— Required task —
Scan the records below for lines with the word "color", then state how many you find and nothing else.

— Data entries —

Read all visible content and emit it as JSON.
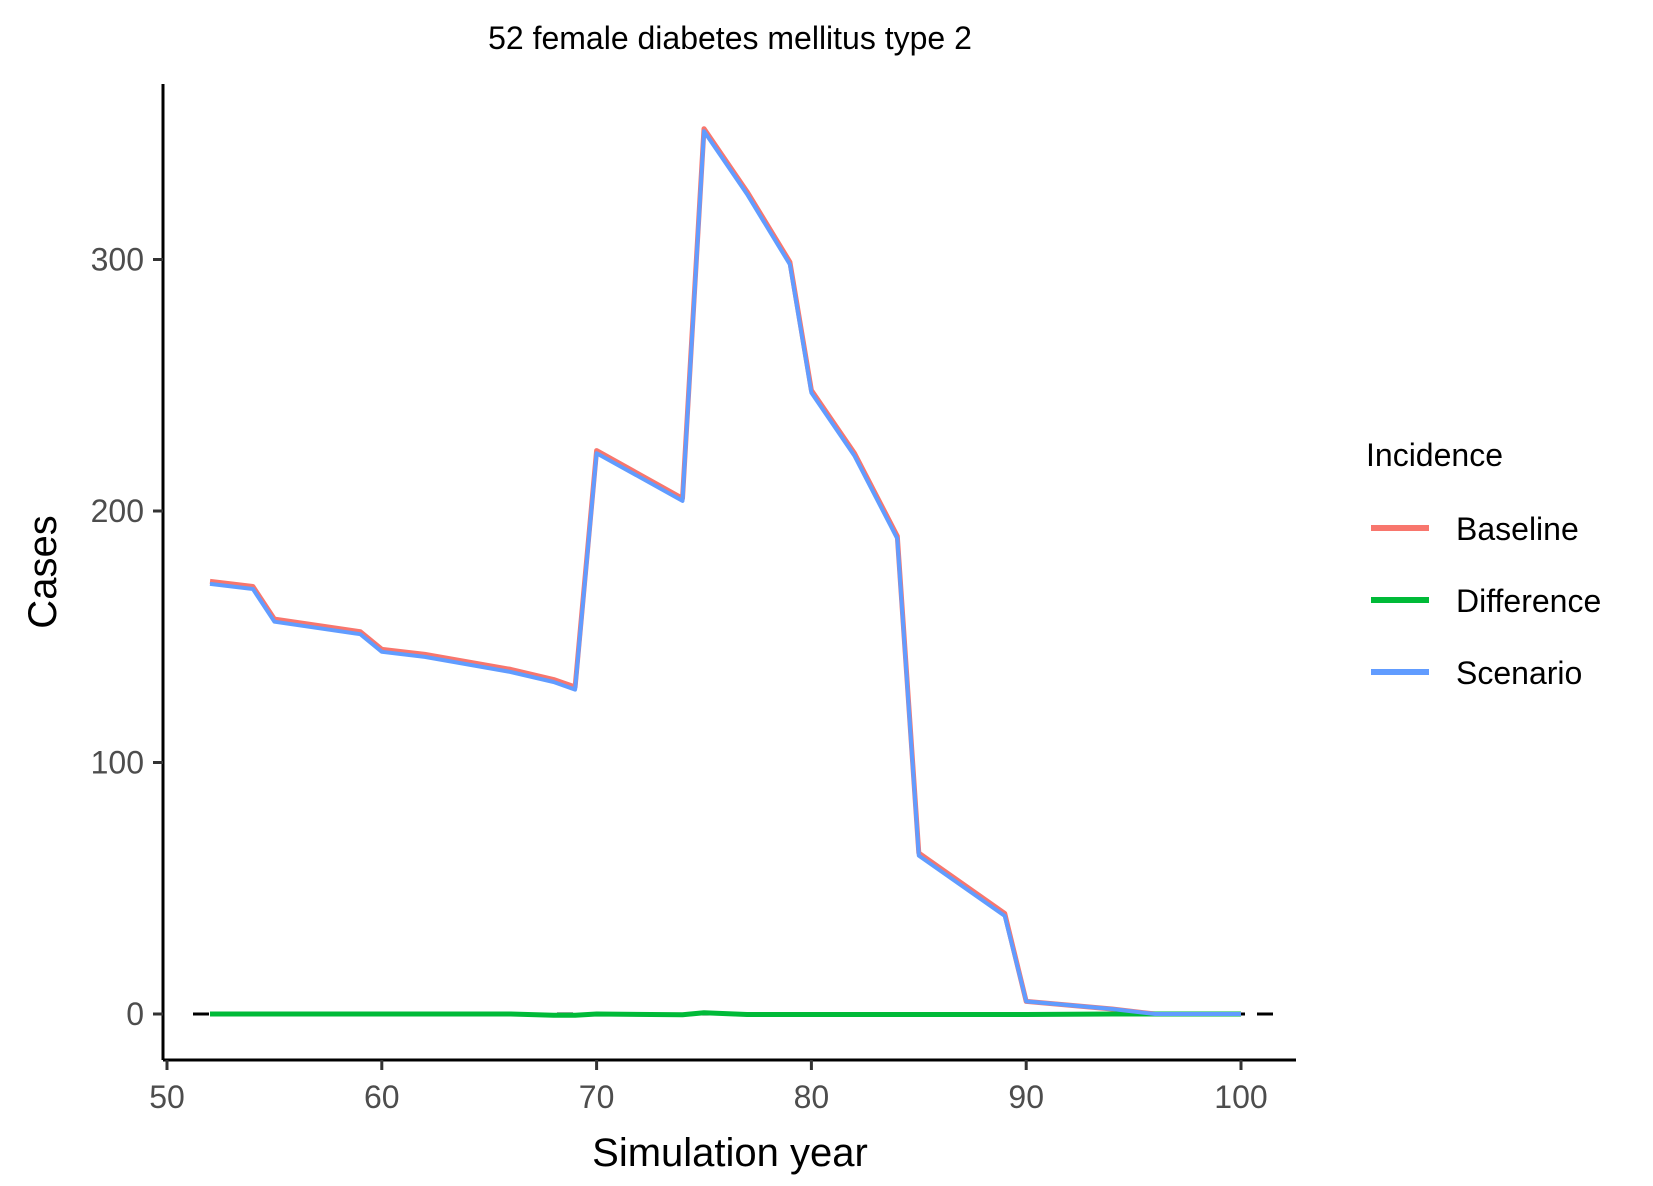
{
  "chart_data": {
    "type": "line",
    "title": "52 female diabetes mellitus type 2",
    "xlabel": "Simulation year",
    "ylabel": "Cases",
    "xlim": [
      50,
      100
    ],
    "ylim": [
      0,
      350
    ],
    "x_ticks": [
      50,
      60,
      70,
      80,
      90,
      100
    ],
    "y_ticks": [
      0,
      100,
      200,
      300
    ],
    "grid": false,
    "legend": {
      "title": "Incidence",
      "placement": "right"
    },
    "reference_line": {
      "y": 0,
      "style": "dashed",
      "color": "#000000"
    },
    "x": [
      52,
      54,
      55,
      59,
      60,
      62,
      66,
      68,
      69,
      70,
      74,
      75,
      77,
      79,
      80,
      82,
      84,
      85,
      89,
      90,
      94,
      96,
      98,
      100
    ],
    "series": [
      {
        "name": "Baseline",
        "color": "#F8766D",
        "values": [
          172,
          170,
          157,
          152,
          145,
          143,
          137,
          133,
          130,
          224,
          205,
          352,
          327,
          299,
          248,
          223,
          190,
          64,
          40,
          5,
          2,
          0,
          0,
          0
        ]
      },
      {
        "name": "Difference",
        "color": "#00BA38",
        "values": [
          0,
          0,
          0,
          0,
          0,
          0,
          0,
          -0.5,
          -0.5,
          0,
          -0.3,
          0.5,
          -0.2,
          -0.2,
          -0.2,
          -0.2,
          -0.2,
          -0.2,
          -0.2,
          -0.2,
          0,
          0,
          0,
          0
        ]
      },
      {
        "name": "Scenario",
        "color": "#619CFF",
        "values": [
          171,
          169,
          156,
          151,
          144,
          142,
          136,
          132,
          129,
          223,
          204,
          351,
          326,
          298,
          247,
          222,
          189,
          63,
          39,
          5,
          2,
          0,
          0,
          0
        ]
      }
    ]
  }
}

— Answer to the exercise —
4